## Records
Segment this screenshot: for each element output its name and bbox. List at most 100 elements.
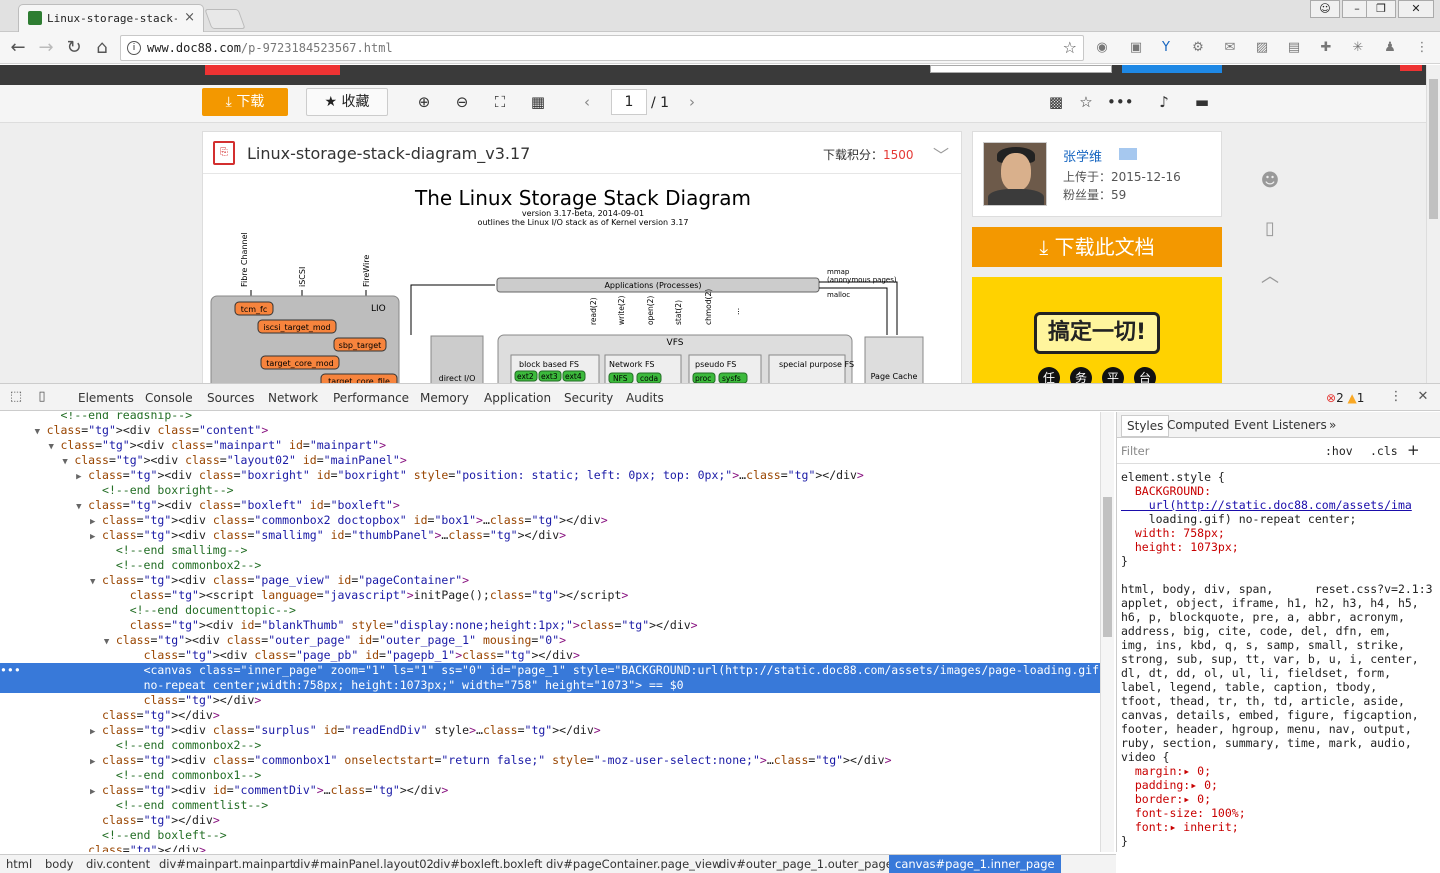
...
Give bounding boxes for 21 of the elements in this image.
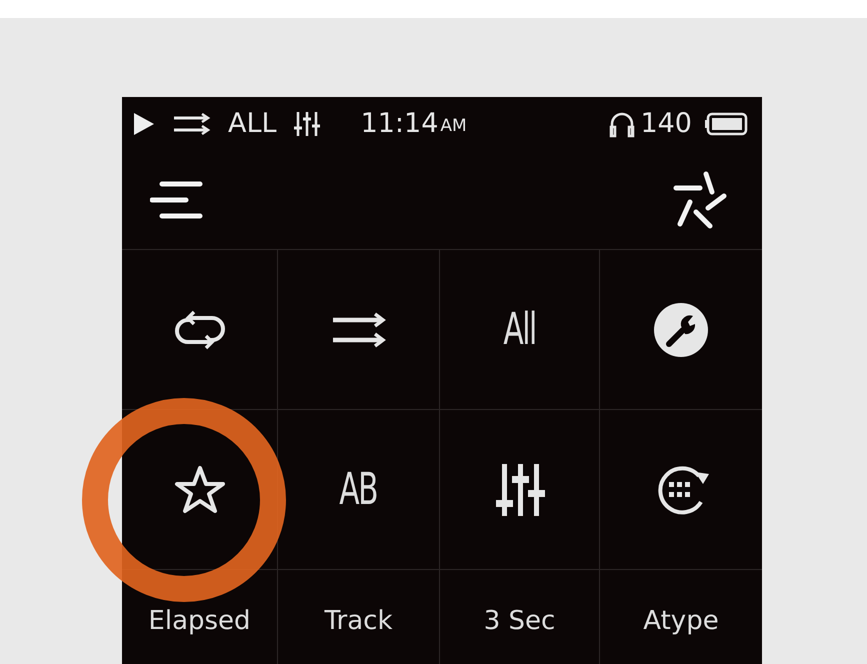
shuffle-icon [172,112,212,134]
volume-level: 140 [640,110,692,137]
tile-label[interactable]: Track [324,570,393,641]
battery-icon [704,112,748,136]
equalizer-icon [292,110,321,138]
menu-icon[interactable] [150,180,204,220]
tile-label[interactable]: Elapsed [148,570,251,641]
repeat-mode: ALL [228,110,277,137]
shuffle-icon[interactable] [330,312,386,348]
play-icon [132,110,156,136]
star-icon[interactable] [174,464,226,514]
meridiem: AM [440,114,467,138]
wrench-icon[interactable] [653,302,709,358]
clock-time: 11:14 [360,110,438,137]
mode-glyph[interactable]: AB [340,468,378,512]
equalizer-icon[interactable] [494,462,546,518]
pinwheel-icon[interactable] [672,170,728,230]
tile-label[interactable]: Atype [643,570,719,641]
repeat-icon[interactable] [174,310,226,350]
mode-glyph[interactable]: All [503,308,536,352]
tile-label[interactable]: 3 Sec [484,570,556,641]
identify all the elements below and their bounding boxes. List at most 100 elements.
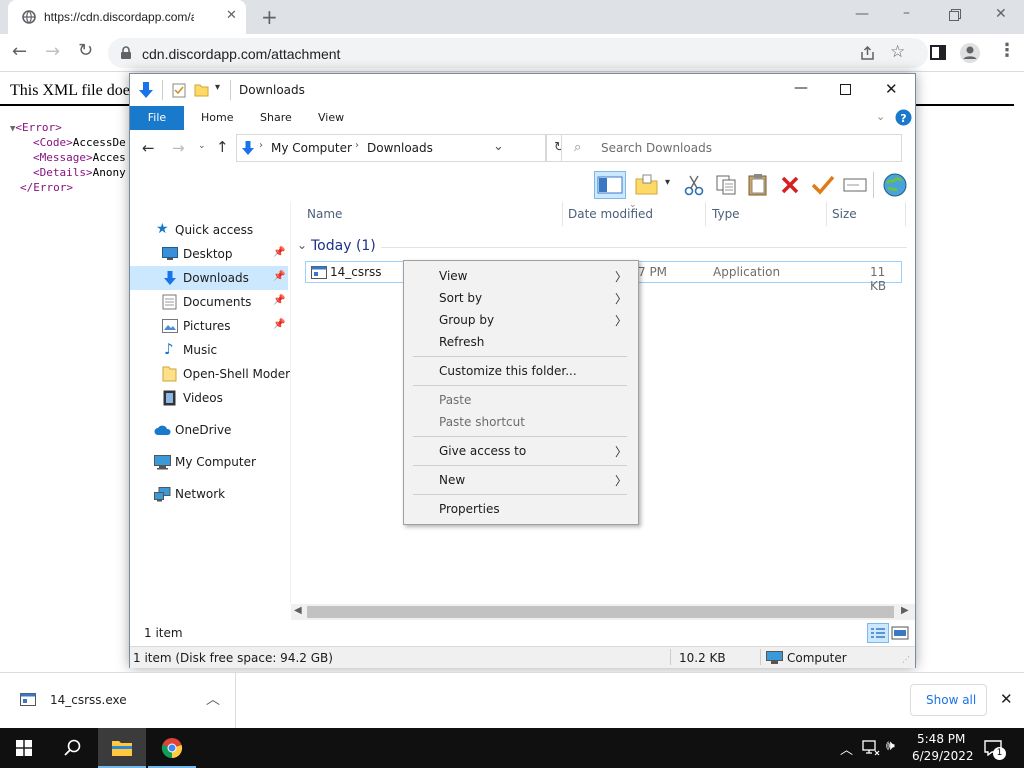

## Task brief
Extract every line of the records above that contains the word "most". Case counts.

## Solution to this exercise
Segment this screenshot: for each element output its name and bbox. List at most 100 elements.
identify all the elements below and their bounding boxes. List at most 100 elements.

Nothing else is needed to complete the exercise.